● Entries provided
***
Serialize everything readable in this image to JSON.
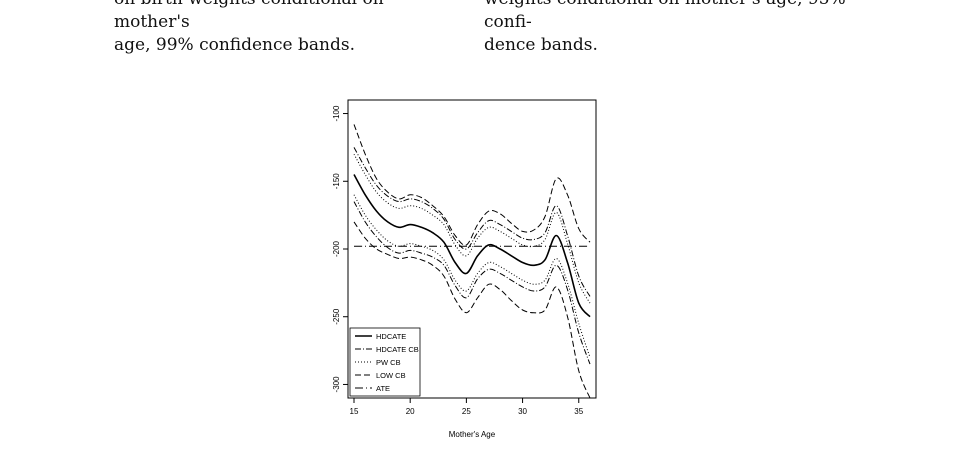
{
  "captions": {
    "left_lines": [
      "on birth weights conditional on mother's",
      "age, 99% confidence bands."
    ],
    "right_lines": [
      "weights conditional on mother's age, 95% confi-",
      "dence bands."
    ]
  },
  "chart_data": {
    "type": "line",
    "xlabel": "Mother's Age",
    "ylabel": "",
    "xlim": [
      15,
      36
    ],
    "ylim": [
      -310,
      -90
    ],
    "xticks": [
      15,
      20,
      25,
      30,
      35
    ],
    "yticks": [
      -100,
      -150,
      -200,
      -250,
      -300
    ],
    "legend_position": "bottom-left",
    "x": [
      15,
      16,
      17,
      18,
      19,
      20,
      21,
      22,
      23,
      24,
      25,
      26,
      27,
      28,
      29,
      30,
      31,
      32,
      33,
      34,
      35,
      36
    ],
    "series": [
      {
        "name": "HDCATE",
        "style": "solid",
        "values": [
          -145,
          -160,
          -172,
          -180,
          -184,
          -182,
          -184,
          -188,
          -195,
          -210,
          -218,
          -205,
          -197,
          -200,
          -205,
          -210,
          -212,
          -208,
          -190,
          -210,
          -240,
          -250
        ]
      },
      {
        "name": "HDCATE CB",
        "style": "dashdot",
        "group": [
          [
            -125,
            -140,
            -153,
            -161,
            -165,
            -163,
            -165,
            -170,
            -178,
            -193,
            -200,
            -188,
            -179,
            -182,
            -187,
            -192,
            -193,
            -188,
            -168,
            -190,
            -220,
            -235
          ],
          [
            -165,
            -180,
            -191,
            -199,
            -203,
            -201,
            -203,
            -206,
            -212,
            -227,
            -236,
            -222,
            -215,
            -218,
            -223,
            -228,
            -231,
            -228,
            -212,
            -230,
            -262,
            -285
          ]
        ]
      },
      {
        "name": "PW CB",
        "style": "dotted",
        "group": [
          [
            -130,
            -145,
            -158,
            -166,
            -170,
            -168,
            -170,
            -175,
            -182,
            -197,
            -205,
            -192,
            -184,
            -187,
            -192,
            -197,
            -198,
            -193,
            -173,
            -196,
            -225,
            -240
          ],
          [
            -160,
            -175,
            -186,
            -194,
            -198,
            -196,
            -198,
            -201,
            -208,
            -223,
            -231,
            -218,
            -210,
            -213,
            -218,
            -223,
            -226,
            -223,
            -207,
            -225,
            -255,
            -280
          ]
        ]
      },
      {
        "name": "LOW CB",
        "style": "dashed",
        "group": [
          [
            -108,
            -130,
            -148,
            -158,
            -163,
            -160,
            -162,
            -168,
            -176,
            -190,
            -197,
            -182,
            -172,
            -174,
            -181,
            -187,
            -186,
            -176,
            -148,
            -160,
            -185,
            -195
          ],
          [
            -180,
            -192,
            -200,
            -204,
            -207,
            -206,
            -208,
            -212,
            -220,
            -237,
            -247,
            -236,
            -226,
            -230,
            -238,
            -245,
            -247,
            -245,
            -228,
            -250,
            -290,
            -310
          ]
        ]
      },
      {
        "name": "ATE",
        "style": "dashdot-long",
        "values": [
          -198,
          -198,
          -198,
          -198,
          -198,
          -198,
          -198,
          -198,
          -198,
          -198,
          -198,
          -198,
          -198,
          -198,
          -198,
          -198,
          -198,
          -198,
          -198,
          -198,
          -198,
          -198
        ]
      }
    ]
  }
}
***
Find the string "bands" in the listing and return every line that holds it.

      "age, 99% confidence bands."
      "dence bands."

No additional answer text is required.